§ Dataset content:
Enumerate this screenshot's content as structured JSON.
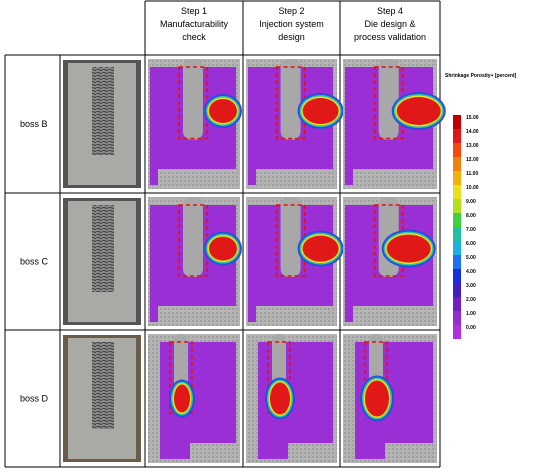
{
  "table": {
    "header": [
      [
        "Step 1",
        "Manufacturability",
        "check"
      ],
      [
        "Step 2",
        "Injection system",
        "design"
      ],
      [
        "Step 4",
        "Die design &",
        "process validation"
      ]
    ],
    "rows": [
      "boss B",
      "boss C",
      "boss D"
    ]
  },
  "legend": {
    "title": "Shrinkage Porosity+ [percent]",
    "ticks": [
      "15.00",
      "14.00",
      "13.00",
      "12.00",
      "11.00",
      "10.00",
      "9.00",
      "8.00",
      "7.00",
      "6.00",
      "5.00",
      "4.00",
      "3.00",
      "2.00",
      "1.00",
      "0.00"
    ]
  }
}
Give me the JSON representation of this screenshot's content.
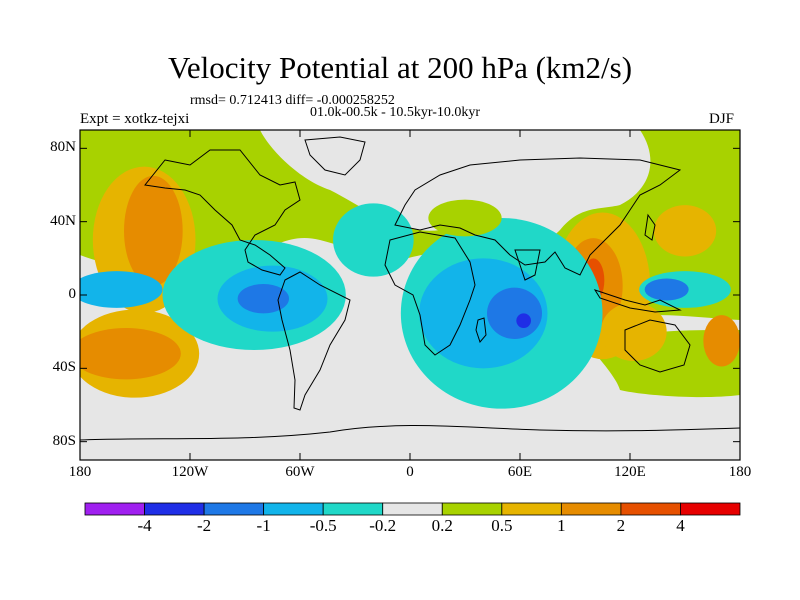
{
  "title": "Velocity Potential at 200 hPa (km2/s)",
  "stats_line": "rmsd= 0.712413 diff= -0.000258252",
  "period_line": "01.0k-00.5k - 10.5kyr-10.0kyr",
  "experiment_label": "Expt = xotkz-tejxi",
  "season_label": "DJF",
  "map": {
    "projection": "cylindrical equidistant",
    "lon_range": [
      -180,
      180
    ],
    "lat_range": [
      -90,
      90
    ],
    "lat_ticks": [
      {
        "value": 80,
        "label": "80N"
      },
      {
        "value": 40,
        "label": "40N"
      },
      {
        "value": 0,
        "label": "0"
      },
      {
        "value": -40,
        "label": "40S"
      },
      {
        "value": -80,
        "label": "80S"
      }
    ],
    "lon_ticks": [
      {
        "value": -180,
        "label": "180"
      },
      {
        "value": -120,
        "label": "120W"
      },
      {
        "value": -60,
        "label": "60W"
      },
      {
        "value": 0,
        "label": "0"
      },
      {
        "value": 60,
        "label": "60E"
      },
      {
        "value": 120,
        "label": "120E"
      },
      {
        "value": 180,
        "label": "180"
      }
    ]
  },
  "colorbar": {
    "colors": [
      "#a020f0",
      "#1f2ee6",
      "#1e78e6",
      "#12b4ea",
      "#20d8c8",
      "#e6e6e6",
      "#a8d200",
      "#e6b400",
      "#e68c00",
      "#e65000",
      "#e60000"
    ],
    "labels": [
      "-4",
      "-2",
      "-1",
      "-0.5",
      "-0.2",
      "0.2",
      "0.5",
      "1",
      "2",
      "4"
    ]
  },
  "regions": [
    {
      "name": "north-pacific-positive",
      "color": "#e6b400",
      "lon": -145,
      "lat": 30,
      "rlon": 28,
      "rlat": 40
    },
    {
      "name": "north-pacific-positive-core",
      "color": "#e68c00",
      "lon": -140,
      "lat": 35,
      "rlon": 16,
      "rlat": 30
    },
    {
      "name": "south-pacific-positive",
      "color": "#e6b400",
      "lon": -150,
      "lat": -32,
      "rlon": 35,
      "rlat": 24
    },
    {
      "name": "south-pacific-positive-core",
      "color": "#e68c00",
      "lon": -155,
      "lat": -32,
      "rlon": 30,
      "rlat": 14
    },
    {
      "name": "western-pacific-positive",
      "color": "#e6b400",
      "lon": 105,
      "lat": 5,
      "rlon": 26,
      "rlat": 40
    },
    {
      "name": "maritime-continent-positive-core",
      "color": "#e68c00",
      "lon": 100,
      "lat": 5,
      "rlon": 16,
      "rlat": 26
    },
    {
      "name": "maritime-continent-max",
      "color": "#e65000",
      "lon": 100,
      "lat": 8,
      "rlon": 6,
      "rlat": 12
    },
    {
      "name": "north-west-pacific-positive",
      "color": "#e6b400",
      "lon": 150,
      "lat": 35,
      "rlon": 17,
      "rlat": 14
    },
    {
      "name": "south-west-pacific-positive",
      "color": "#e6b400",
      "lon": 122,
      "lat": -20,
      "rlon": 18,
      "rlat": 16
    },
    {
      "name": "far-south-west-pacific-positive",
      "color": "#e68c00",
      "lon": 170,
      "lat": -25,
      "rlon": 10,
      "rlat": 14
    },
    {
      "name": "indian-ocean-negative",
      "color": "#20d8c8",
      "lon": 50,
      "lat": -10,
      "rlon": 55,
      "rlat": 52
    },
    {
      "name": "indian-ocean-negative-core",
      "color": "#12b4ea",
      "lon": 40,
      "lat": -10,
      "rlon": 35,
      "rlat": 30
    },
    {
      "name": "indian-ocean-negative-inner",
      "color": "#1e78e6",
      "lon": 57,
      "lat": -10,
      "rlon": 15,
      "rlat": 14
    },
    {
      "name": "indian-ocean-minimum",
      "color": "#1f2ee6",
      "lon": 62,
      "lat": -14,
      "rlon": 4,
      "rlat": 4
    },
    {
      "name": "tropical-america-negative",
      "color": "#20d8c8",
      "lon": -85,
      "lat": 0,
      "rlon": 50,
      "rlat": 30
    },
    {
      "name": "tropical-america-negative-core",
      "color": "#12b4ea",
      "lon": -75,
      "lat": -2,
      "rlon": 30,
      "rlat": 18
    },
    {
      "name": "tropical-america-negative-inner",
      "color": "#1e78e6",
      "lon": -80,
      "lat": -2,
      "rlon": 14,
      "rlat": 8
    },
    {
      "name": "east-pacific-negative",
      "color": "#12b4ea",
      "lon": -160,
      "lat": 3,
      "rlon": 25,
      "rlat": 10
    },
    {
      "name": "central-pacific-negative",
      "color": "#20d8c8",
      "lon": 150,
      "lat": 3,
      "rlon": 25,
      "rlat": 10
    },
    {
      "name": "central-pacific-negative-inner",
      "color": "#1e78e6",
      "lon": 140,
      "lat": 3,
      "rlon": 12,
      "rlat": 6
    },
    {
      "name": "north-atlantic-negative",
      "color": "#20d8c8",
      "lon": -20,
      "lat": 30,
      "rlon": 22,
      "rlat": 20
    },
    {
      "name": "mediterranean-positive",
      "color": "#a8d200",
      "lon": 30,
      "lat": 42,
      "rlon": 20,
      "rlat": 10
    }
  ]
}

§ Aim: Gather and copy every line of the data in which the string "inner" is found.

§ Solution:
      "name": "indian-ocean-negative-inner",
      "name": "tropical-america-negative-inner",
      "name": "central-pacific-negative-inner",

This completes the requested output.